Objective.
Identify and pull out each line of the entries in which "JSON" occurs.

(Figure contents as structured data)
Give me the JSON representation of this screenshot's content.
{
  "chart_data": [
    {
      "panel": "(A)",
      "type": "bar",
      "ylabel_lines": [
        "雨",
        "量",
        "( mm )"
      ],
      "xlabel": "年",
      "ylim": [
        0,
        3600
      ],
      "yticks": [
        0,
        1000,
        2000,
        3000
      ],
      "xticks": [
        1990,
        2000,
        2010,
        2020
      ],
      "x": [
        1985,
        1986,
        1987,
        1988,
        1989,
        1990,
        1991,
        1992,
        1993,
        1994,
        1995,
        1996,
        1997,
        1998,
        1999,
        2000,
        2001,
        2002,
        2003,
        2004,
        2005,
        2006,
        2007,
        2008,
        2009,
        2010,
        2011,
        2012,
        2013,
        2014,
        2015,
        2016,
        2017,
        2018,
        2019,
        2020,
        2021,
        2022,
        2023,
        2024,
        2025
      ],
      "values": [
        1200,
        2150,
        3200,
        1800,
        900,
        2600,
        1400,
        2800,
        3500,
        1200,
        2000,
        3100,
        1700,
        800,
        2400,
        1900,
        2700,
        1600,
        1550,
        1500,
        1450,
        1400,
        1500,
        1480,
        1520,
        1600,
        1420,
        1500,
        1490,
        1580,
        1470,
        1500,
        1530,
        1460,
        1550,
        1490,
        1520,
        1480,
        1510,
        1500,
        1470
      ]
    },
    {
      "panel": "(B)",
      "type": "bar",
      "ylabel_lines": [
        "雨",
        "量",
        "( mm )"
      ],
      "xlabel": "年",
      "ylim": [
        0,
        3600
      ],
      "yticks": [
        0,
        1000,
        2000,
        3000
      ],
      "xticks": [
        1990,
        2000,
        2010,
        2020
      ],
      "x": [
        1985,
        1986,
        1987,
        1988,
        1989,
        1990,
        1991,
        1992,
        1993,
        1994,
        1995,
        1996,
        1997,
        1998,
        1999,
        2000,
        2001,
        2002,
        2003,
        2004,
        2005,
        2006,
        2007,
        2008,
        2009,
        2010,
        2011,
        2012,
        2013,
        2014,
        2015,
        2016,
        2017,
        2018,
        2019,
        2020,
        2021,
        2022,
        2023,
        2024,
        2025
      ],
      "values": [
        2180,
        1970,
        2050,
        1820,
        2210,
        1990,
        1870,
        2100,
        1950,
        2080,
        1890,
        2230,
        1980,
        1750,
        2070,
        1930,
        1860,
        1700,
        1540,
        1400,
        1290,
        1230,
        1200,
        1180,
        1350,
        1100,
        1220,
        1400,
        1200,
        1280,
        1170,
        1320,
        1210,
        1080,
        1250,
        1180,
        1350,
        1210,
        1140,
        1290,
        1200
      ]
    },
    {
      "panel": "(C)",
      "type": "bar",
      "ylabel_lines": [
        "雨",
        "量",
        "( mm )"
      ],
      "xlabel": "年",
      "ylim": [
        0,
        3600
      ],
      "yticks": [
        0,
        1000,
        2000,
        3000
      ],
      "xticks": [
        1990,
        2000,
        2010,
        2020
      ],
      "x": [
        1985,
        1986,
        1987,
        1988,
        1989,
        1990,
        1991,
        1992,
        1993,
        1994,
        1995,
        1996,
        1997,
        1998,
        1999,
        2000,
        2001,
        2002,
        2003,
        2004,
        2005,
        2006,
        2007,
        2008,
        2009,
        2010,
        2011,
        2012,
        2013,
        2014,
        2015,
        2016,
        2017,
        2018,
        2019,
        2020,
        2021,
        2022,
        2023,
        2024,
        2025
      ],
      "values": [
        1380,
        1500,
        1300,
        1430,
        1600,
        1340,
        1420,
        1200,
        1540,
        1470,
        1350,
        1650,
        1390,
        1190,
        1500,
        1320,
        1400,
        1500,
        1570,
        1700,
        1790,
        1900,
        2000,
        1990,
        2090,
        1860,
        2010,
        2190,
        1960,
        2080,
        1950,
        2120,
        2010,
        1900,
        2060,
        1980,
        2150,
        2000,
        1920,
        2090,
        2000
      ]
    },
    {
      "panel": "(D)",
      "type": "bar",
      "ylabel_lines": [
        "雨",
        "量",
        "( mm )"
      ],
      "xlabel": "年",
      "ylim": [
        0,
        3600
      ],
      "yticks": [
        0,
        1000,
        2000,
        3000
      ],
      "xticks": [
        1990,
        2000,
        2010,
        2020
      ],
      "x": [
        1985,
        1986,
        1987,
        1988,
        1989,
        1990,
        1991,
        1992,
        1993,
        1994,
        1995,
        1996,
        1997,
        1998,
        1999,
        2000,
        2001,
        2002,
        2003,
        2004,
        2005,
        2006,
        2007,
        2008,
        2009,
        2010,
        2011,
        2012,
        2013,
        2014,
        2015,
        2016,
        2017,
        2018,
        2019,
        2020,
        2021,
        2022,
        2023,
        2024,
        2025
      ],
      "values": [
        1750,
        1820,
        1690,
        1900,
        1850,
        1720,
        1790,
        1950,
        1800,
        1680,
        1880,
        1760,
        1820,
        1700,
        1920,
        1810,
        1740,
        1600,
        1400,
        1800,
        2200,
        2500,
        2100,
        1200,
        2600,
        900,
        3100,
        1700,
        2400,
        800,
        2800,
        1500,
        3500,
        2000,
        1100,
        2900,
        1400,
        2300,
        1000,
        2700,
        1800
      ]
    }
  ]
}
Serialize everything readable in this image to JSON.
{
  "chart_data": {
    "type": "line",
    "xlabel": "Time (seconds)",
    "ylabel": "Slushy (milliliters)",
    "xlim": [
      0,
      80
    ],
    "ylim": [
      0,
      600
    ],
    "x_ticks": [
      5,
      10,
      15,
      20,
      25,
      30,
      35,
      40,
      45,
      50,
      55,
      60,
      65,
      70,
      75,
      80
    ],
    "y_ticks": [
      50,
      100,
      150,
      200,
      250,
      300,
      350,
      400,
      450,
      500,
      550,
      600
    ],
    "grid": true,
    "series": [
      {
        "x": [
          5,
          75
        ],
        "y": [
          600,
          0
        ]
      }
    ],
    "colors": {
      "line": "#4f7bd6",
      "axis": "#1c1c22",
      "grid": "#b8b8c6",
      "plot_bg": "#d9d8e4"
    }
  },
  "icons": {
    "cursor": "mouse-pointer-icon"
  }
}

Solution for this exercise.
Give me the JSON representation of this screenshot's content.
Serialize everything readable in this image to JSON.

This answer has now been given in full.